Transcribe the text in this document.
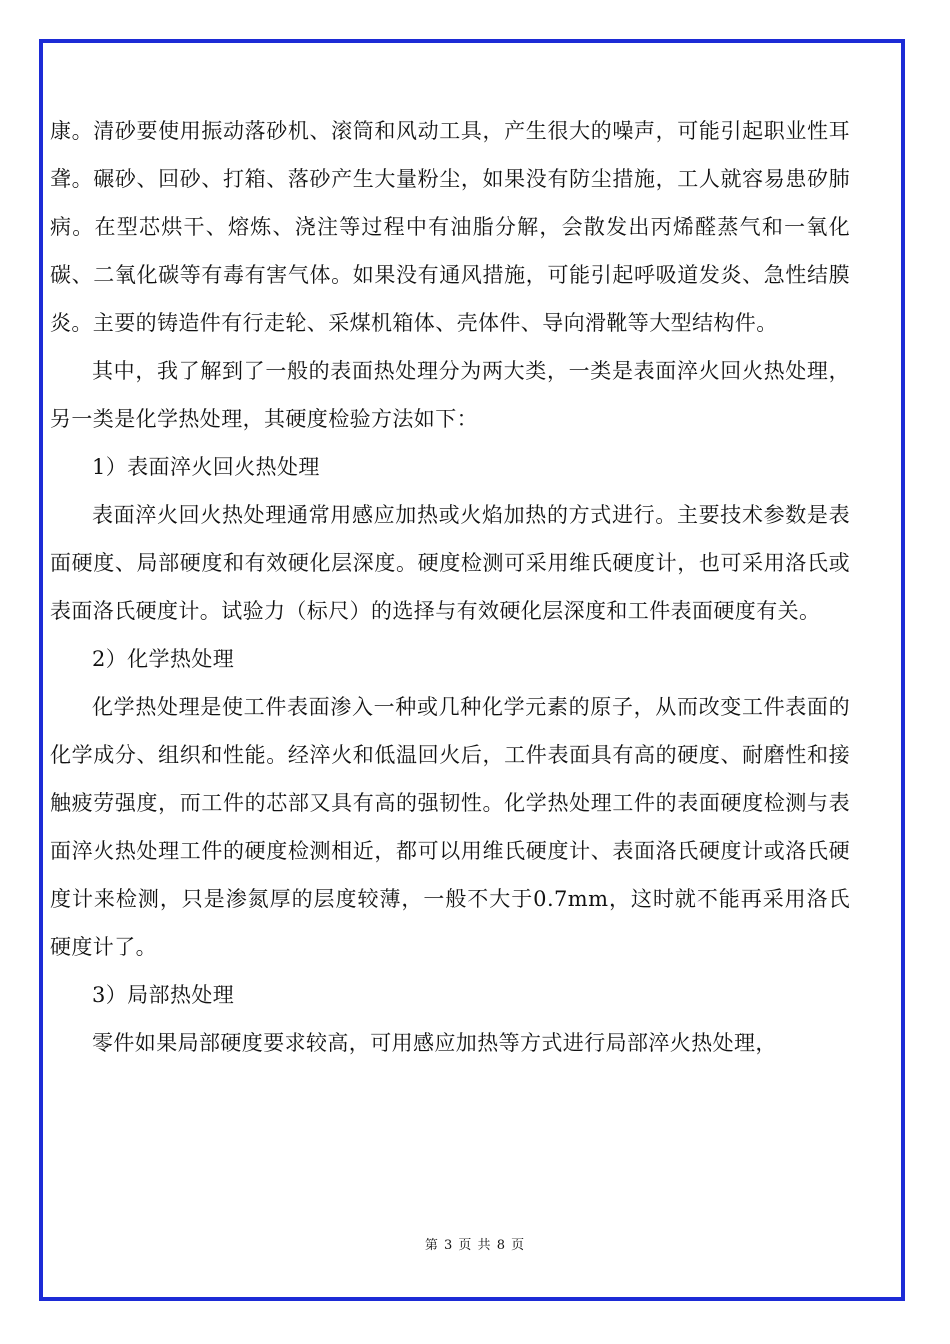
康。清砂要使用振动落砂机、滚筒和风动工具，产生很大的噪声，可能引起职业性耳聋。碾砂、回砂、打箱、落砂产生大量粉尘，如果没有防尘措施，工人就容易患矽肺病。在型芯烘干、熔炼、浇注等过程中有油脂分解，会散发出丙烯醛蒸气和一氧化碳、二氧化碳等有毒有害气体。如果没有通风措施，可能引起呼吸道发炎、急性结膜炎。主要的铸造件有行走轮、采煤机箱体、壳体件、导向滑靴等大型结构件。

其中，我了解到了一般的表面热处理分为两大类，一类是表面淬火回火热处理，另一类是化学热处理，其硬度检验方法如下：

1）表面淬火回火热处理

表面淬火回火热处理通常用感应加热或火焰加热的方式进行。主要技术参数是表面硬度、局部硬度和有效硬化层深度。硬度检测可采用维氏硬度计，也可采用洛氏或表面洛氏硬度计。试验力（标尺）的选择与有效硬化层深度和工件表面硬度有关。

2）化学热处理

化学热处理是使工件表面渗入一种或几种化学元素的原子，从而改变工件表面的化学成分、组织和性能。经淬火和低温回火后，工件表面具有高的硬度、耐磨性和接触疲劳强度，而工件的芯部又具有高的强韧性。化学热处理工件的表面硬度检测与表面淬火热处理工件的硬度检测相近，都可以用维氏硬度计、表面洛氏硬度计或洛氏硬度计来检测，只是渗氮厚的层度较薄，一般不大于0.7mm，这时就不能再采用洛氏硬度计了。

3）局部热处理

零件如果局部硬度要求较高，可用感应加热等方式进行局部淬火热处理，

第 3 页 共 8 页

:::

Written exercise: Leave the pictures out, and print every line of the listing exactly as written.

Expected output:
Transcribe the text in this document.
康。清砂要使用振动落砂机、滚筒和风动工具，产生很大的噪声，可能引起职业性耳聋。碾砂、回砂、打箱、落砂产生大量粉尘，如果没有防尘措施，工人就容易患矽肺病。在型芯烘干、熔炼、浇注等过程中有油脂分解，会散发出丙烯醛蒸气和一氧化碳、二氧化碳等有毒有害气体。如果没有通风措施，可能引起呼吸道发炎、急性结膜炎。主要的铸造件有行走轮、采煤机箱体、壳体件、导向滑靴等大型结构件。

其中，我了解到了一般的表面热处理分为两大类，一类是表面淬火回火热处理，另一类是化学热处理，其硬度检验方法如下：

1）表面淬火回火热处理

表面淬火回火热处理通常用感应加热或火焰加热的方式进行。主要技术参数是表面硬度、局部硬度和有效硬化层深度。硬度检测可采用维氏硬度计，也可采用洛氏或表面洛氏硬度计。试验力（标尺）的选择与有效硬化层深度和工件表面硬度有关。

2）化学热处理

化学热处理是使工件表面渗入一种或几种化学元素的原子，从而改变工件表面的化学成分、组织和性能。经淬火和低温回火后，工件表面具有高的硬度、耐磨性和接触疲劳强度，而工件的芯部又具有高的强韧性。化学热处理工件的表面硬度检测与表面淬火热处理工件的硬度检测相近，都可以用维氏硬度计、表面洛氏硬度计或洛氏硬度计来检测，只是渗氮厚的层度较薄，一般不大于0.7mm，这时就不能再采用洛氏硬度计了。

3）局部热处理

零件如果局部硬度要求较高，可用感应加热等方式进行局部淬火热处理，

第 3 页 共 8 页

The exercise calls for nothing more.